#### Aim
Will you print the material below without altering a single character?

* begin *

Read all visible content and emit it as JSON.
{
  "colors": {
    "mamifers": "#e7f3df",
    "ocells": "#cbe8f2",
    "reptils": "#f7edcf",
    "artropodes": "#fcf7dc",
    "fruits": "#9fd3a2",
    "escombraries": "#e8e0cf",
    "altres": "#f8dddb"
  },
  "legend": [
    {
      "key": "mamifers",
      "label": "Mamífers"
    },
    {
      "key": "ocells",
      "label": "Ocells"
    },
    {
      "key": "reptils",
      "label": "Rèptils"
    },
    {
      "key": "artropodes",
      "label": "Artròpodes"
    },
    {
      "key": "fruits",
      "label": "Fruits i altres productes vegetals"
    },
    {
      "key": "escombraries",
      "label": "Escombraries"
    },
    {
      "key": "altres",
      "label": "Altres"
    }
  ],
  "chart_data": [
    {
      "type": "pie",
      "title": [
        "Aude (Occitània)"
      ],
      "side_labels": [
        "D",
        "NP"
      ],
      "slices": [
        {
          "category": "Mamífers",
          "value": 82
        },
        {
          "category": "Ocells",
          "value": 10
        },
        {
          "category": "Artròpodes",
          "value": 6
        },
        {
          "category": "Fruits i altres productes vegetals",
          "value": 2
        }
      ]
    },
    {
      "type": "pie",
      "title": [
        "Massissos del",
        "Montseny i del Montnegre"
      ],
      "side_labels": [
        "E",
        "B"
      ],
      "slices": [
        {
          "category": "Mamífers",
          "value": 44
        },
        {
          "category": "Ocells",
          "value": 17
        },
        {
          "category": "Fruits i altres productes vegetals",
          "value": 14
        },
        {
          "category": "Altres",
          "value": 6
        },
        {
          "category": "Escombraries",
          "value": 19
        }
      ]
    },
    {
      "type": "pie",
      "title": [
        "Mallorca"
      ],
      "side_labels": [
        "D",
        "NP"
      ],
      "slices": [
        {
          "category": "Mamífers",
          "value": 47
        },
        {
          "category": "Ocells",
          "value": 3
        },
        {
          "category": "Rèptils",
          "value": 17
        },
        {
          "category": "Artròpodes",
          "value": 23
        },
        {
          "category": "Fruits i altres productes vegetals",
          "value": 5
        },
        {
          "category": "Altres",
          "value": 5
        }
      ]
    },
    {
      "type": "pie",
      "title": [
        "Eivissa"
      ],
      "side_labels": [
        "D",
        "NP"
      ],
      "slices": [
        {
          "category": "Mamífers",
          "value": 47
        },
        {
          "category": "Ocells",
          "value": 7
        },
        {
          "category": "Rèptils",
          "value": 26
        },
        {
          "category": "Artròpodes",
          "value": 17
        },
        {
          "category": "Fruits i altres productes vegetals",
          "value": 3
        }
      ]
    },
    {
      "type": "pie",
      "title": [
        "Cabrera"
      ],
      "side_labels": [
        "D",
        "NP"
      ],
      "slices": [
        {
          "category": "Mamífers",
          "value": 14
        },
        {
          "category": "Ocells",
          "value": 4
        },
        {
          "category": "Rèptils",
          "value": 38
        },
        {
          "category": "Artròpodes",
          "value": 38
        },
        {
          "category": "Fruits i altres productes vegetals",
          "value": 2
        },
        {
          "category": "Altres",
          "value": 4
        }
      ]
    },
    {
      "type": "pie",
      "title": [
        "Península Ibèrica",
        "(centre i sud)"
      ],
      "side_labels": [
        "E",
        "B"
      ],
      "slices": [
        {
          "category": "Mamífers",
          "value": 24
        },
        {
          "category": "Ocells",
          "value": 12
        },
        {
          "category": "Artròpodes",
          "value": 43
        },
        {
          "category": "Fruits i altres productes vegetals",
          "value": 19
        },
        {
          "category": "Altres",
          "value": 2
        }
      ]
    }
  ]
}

* end *

#### Solution to the exercise
Read all visible content and emit it as JSON.
{
  "colors": {
    "mamifers": "#e7f3df",
    "ocells": "#cbe8f2",
    "reptils": "#f7edcf",
    "artropodes": "#fcf7dc",
    "fruits": "#9fd3a2",
    "escombraries": "#e8e0cf",
    "altres": "#f8dddb"
  },
  "legend": [
    {
      "key": "mamifers",
      "label": "Mamífers"
    },
    {
      "key": "ocells",
      "label": "Ocells"
    },
    {
      "key": "reptils",
      "label": "Rèptils"
    },
    {
      "key": "artropodes",
      "label": "Artròpodes"
    },
    {
      "key": "fruits",
      "label": "Fruits i altres productes vegetals"
    },
    {
      "key": "escombraries",
      "label": "Escombraries"
    },
    {
      "key": "altres",
      "label": "Altres"
    }
  ],
  "chart_data": [
    {
      "type": "pie",
      "title": [
        "Aude (Occitània)"
      ],
      "side_labels": [
        "D",
        "NP"
      ],
      "slices": [
        {
          "category": "Mamífers",
          "value": 82
        },
        {
          "category": "Ocells",
          "value": 10
        },
        {
          "category": "Artròpodes",
          "value": 6
        },
        {
          "category": "Fruits i altres productes vegetals",
          "value": 2
        }
      ]
    },
    {
      "type": "pie",
      "title": [
        "Massissos del",
        "Montseny i del Montnegre"
      ],
      "side_labels": [
        "E",
        "B"
      ],
      "slices": [
        {
          "category": "Mamífers",
          "value": 44
        },
        {
          "category": "Ocells",
          "value": 17
        },
        {
          "category": "Fruits i altres productes vegetals",
          "value": 14
        },
        {
          "category": "Altres",
          "value": 6
        },
        {
          "category": "Escombraries",
          "value": 19
        }
      ]
    },
    {
      "type": "pie",
      "title": [
        "Mallorca"
      ],
      "side_labels": [
        "D",
        "NP"
      ],
      "slices": [
        {
          "category": "Mamífers",
          "value": 47
        },
        {
          "category": "Ocells",
          "value": 3
        },
        {
          "category": "Rèptils",
          "value": 17
        },
        {
          "category": "Artròpodes",
          "value": 23
        },
        {
          "category": "Fruits i altres productes vegetals",
          "value": 5
        },
        {
          "category": "Altres",
          "value": 5
        }
      ]
    },
    {
      "type": "pie",
      "title": [
        "Eivissa"
      ],
      "side_labels": [
        "D",
        "NP"
      ],
      "slices": [
        {
          "category": "Mamífers",
          "value": 47
        },
        {
          "category": "Ocells",
          "value": 7
        },
        {
          "category": "Rèptils",
          "value": 26
        },
        {
          "category": "Artròpodes",
          "value": 17
        },
        {
          "category": "Fruits i altres productes vegetals",
          "value": 3
        }
      ]
    },
    {
      "type": "pie",
      "title": [
        "Cabrera"
      ],
      "side_labels": [
        "D",
        "NP"
      ],
      "slices": [
        {
          "category": "Mamífers",
          "value": 14
        },
        {
          "category": "Ocells",
          "value": 4
        },
        {
          "category": "Rèptils",
          "value": 38
        },
        {
          "category": "Artròpodes",
          "value": 38
        },
        {
          "category": "Fruits i altres productes vegetals",
          "value": 2
        },
        {
          "category": "Altres",
          "value": 4
        }
      ]
    },
    {
      "type": "pie",
      "title": [
        "Península Ibèrica",
        "(centre i sud)"
      ],
      "side_labels": [
        "E",
        "B"
      ],
      "slices": [
        {
          "category": "Mamífers",
          "value": 24
        },
        {
          "category": "Ocells",
          "value": 12
        },
        {
          "category": "Artròpodes",
          "value": 43
        },
        {
          "category": "Fruits i altres productes vegetals",
          "value": 19
        },
        {
          "category": "Altres",
          "value": 2
        }
      ]
    }
  ]
}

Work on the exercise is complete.